→ **Instructions for the task**:
Each line containing the word "Linea" should be found and copied.

[Dataset entries]
════

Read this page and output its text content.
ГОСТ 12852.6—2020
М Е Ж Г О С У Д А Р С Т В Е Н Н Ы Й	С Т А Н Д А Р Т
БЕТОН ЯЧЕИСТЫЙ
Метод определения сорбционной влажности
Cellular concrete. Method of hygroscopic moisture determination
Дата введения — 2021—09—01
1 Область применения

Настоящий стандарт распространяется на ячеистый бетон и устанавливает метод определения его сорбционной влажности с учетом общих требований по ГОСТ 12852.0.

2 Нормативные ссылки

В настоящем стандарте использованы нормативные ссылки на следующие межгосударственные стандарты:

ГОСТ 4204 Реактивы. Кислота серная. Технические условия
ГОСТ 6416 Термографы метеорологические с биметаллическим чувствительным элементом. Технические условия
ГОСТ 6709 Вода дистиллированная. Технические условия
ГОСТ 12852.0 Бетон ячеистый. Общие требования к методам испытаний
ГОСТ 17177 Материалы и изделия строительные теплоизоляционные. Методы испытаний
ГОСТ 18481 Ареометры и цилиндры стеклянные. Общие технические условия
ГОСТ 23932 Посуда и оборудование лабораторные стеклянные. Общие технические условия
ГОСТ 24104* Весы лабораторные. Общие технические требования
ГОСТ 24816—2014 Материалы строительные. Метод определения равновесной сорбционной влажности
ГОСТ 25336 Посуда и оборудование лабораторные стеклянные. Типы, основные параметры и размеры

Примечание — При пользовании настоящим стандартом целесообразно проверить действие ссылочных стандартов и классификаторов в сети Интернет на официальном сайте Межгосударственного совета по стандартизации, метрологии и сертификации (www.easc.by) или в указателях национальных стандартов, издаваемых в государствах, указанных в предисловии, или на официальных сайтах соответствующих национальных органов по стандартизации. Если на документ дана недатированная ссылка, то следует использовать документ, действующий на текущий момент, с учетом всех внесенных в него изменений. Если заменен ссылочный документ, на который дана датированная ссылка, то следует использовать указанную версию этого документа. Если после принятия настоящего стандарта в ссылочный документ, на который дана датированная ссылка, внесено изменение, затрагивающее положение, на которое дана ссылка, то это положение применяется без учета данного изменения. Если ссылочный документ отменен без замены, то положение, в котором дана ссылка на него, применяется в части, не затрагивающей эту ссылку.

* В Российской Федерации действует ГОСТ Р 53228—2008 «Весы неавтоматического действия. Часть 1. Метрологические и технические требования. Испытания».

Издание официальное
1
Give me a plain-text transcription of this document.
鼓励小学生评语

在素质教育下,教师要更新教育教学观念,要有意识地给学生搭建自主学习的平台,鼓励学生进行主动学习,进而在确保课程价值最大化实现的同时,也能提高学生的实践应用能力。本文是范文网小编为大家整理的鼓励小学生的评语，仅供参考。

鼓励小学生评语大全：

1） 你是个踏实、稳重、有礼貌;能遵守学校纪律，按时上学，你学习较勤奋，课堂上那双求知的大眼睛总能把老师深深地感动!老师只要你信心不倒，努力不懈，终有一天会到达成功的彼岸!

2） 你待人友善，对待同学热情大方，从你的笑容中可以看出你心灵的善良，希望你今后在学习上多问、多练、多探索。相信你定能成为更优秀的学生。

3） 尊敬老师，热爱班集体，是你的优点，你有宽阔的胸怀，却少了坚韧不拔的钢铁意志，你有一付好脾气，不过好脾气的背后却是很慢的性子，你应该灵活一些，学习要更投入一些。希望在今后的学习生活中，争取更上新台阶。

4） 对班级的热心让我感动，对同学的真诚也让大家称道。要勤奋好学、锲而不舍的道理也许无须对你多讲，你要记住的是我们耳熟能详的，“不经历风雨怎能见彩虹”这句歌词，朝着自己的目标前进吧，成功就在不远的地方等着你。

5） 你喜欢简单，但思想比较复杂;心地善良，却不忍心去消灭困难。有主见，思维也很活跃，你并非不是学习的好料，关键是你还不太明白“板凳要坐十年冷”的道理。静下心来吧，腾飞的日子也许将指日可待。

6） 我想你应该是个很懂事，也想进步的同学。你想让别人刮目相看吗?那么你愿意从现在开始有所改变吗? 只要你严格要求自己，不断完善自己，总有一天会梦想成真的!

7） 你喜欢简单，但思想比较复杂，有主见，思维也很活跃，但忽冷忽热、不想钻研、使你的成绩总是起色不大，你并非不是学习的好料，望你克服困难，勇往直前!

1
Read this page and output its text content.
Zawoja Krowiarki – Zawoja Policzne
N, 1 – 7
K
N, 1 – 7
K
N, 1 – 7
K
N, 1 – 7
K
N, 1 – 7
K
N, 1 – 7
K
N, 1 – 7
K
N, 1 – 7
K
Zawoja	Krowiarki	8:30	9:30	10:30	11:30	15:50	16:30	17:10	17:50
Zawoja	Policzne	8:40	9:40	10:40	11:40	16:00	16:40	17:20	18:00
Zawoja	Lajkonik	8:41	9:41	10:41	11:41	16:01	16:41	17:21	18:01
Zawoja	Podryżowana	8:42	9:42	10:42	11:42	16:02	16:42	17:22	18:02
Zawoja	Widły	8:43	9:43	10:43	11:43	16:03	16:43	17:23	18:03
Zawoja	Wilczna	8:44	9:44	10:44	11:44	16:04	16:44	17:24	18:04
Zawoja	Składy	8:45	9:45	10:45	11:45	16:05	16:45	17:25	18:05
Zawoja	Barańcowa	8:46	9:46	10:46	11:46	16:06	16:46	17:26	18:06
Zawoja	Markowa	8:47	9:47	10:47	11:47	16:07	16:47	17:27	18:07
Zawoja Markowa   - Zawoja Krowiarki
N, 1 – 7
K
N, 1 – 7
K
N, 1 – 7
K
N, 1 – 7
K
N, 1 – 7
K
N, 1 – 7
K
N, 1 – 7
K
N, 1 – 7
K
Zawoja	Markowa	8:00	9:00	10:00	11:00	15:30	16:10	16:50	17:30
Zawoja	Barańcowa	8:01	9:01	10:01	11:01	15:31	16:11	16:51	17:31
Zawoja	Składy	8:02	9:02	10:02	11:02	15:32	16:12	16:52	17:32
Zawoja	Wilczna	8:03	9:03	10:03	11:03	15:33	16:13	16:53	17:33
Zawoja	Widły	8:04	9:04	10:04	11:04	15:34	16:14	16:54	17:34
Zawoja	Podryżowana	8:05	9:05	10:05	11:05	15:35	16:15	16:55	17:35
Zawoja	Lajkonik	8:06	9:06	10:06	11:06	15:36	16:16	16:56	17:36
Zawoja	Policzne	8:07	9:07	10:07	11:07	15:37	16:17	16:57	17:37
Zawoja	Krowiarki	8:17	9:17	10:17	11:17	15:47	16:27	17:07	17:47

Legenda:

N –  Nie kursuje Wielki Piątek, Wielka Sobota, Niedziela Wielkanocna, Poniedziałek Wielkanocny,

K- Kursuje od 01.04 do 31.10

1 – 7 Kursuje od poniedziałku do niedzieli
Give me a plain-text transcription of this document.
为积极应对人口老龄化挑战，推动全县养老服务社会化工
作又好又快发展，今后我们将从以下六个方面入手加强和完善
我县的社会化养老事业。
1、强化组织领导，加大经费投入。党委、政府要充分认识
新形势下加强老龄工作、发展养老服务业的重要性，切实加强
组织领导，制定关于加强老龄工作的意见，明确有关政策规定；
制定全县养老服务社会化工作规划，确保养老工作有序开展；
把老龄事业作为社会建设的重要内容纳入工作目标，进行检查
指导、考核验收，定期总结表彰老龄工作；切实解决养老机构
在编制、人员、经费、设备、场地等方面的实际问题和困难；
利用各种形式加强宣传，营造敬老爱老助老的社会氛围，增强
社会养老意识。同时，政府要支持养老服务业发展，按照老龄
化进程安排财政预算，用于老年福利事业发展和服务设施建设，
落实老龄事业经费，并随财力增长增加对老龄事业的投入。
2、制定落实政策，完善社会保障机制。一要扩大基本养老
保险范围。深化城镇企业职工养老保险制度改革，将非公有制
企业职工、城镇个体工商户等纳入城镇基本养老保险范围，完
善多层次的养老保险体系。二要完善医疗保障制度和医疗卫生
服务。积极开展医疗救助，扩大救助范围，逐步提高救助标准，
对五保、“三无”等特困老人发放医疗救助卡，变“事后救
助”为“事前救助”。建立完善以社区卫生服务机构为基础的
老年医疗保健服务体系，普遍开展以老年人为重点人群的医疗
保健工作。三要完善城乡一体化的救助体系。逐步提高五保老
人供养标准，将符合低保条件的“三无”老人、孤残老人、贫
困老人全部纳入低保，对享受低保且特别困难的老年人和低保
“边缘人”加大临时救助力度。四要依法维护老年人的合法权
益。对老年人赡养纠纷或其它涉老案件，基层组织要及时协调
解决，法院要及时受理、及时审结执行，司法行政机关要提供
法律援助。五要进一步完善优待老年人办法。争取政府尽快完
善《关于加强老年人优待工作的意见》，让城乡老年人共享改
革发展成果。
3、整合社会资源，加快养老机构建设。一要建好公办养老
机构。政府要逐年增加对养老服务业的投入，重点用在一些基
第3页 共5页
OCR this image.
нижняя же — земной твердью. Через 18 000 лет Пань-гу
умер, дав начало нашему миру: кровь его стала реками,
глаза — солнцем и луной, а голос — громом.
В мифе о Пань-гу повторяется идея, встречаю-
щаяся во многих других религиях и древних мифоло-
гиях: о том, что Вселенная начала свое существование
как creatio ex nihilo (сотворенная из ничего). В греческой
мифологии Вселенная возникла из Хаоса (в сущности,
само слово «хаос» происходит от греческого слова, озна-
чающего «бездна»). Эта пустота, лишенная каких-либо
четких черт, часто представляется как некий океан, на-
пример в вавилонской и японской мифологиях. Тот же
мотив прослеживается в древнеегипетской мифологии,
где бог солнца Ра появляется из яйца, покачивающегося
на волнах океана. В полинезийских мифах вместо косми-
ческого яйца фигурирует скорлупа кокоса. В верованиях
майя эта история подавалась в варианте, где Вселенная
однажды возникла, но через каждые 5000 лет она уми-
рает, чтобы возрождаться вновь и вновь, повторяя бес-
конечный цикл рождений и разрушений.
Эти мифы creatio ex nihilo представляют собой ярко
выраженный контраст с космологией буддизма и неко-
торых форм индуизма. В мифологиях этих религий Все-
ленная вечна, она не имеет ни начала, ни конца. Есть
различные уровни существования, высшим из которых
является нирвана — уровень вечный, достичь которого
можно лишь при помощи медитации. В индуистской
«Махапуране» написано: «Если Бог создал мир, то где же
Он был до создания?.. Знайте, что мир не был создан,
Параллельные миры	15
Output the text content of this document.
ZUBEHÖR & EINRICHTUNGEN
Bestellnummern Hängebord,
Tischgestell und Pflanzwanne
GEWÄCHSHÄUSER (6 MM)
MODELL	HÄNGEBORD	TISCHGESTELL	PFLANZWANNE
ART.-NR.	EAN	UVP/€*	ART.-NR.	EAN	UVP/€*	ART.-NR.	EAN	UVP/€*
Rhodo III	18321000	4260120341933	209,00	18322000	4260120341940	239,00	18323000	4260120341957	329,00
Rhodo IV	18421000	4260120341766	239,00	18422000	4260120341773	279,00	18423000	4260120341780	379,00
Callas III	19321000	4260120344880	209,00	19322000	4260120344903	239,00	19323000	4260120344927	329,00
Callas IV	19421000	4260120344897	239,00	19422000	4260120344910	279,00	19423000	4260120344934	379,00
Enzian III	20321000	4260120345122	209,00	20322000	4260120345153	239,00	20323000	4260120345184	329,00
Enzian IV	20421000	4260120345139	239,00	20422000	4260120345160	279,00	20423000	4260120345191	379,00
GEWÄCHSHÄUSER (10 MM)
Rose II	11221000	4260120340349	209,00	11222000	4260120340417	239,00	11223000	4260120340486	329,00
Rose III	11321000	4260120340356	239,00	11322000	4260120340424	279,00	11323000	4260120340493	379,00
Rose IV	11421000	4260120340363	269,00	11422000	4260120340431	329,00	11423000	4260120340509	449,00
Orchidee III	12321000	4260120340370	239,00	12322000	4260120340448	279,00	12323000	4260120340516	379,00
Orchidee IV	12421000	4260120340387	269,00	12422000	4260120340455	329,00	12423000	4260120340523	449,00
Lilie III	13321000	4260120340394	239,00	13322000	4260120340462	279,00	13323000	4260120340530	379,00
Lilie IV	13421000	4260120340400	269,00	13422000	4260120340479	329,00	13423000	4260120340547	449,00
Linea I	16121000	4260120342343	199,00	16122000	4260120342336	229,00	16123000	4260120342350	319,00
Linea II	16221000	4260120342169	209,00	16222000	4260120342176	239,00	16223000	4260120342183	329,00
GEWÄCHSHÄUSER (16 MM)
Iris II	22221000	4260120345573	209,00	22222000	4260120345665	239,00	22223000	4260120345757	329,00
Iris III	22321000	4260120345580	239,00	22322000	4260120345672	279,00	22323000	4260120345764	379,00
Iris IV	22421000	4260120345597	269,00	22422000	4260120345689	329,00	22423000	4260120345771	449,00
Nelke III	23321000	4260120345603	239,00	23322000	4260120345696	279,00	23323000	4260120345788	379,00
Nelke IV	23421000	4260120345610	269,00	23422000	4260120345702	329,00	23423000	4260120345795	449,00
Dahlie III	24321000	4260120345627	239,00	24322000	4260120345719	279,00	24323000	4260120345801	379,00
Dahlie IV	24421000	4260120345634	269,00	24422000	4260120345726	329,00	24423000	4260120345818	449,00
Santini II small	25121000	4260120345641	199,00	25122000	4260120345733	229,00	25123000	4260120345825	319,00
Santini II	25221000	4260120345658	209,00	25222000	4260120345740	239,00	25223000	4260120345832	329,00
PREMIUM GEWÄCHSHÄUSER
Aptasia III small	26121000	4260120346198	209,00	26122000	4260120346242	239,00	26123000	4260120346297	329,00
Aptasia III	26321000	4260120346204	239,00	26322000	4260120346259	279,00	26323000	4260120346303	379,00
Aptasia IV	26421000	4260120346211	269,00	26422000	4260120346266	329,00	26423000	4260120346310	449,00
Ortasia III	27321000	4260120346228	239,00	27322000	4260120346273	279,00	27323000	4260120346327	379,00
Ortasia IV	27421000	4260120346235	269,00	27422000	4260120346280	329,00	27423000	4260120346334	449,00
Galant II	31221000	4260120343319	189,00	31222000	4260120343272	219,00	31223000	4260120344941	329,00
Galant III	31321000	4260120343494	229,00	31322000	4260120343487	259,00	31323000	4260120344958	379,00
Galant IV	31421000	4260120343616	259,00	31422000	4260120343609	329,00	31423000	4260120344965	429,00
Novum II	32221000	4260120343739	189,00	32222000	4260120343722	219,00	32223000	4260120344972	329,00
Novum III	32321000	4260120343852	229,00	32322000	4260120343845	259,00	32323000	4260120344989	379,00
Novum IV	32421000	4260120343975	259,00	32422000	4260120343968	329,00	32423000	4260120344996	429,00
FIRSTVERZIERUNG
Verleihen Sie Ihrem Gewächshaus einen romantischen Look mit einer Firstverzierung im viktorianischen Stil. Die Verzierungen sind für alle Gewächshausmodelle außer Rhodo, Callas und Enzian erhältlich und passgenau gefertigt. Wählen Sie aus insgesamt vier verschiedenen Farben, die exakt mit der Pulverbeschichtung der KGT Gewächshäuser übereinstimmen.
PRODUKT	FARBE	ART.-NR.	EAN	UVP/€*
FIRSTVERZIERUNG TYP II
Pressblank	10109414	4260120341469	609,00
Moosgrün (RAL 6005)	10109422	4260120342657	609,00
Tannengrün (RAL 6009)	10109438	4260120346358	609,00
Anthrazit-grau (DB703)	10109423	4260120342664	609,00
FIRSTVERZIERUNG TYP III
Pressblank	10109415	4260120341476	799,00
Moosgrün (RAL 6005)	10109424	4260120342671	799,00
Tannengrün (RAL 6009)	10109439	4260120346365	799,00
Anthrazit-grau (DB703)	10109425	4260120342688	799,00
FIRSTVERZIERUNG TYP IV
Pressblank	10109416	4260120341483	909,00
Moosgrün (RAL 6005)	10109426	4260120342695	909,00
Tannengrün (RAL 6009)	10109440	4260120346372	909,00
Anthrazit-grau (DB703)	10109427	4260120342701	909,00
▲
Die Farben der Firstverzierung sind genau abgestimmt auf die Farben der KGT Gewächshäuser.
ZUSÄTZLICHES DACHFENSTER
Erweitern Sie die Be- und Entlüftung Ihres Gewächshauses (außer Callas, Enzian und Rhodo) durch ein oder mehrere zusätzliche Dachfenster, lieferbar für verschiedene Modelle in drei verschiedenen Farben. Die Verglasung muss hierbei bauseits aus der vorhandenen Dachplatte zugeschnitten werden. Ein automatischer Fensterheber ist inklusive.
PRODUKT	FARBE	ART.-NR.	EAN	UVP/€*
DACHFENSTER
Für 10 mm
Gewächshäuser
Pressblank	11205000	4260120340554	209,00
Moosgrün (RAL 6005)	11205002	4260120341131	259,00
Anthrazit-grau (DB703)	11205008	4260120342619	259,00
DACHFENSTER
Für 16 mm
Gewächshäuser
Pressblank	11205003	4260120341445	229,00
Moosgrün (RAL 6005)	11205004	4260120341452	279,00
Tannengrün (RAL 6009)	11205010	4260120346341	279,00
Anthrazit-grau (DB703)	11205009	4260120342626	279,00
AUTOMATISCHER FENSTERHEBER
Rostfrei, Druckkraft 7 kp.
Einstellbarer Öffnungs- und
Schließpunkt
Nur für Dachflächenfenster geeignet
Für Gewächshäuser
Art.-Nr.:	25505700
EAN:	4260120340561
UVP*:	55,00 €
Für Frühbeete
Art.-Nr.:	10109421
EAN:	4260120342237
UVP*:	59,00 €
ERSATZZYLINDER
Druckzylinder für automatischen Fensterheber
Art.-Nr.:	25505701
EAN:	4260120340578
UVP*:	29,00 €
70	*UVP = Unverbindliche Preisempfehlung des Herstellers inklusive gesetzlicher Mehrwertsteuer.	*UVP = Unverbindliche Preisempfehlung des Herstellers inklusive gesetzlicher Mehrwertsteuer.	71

════

→ **Exercise solution**:
Linea I	16121000	4260120342343	199,00	16122000	4260120342336	229,00	16123000	4260120342350	319,00
Linea II	16221000	4260120342169	209,00	16222000	4260120342176	239,00	16223000	4260120342183	329,00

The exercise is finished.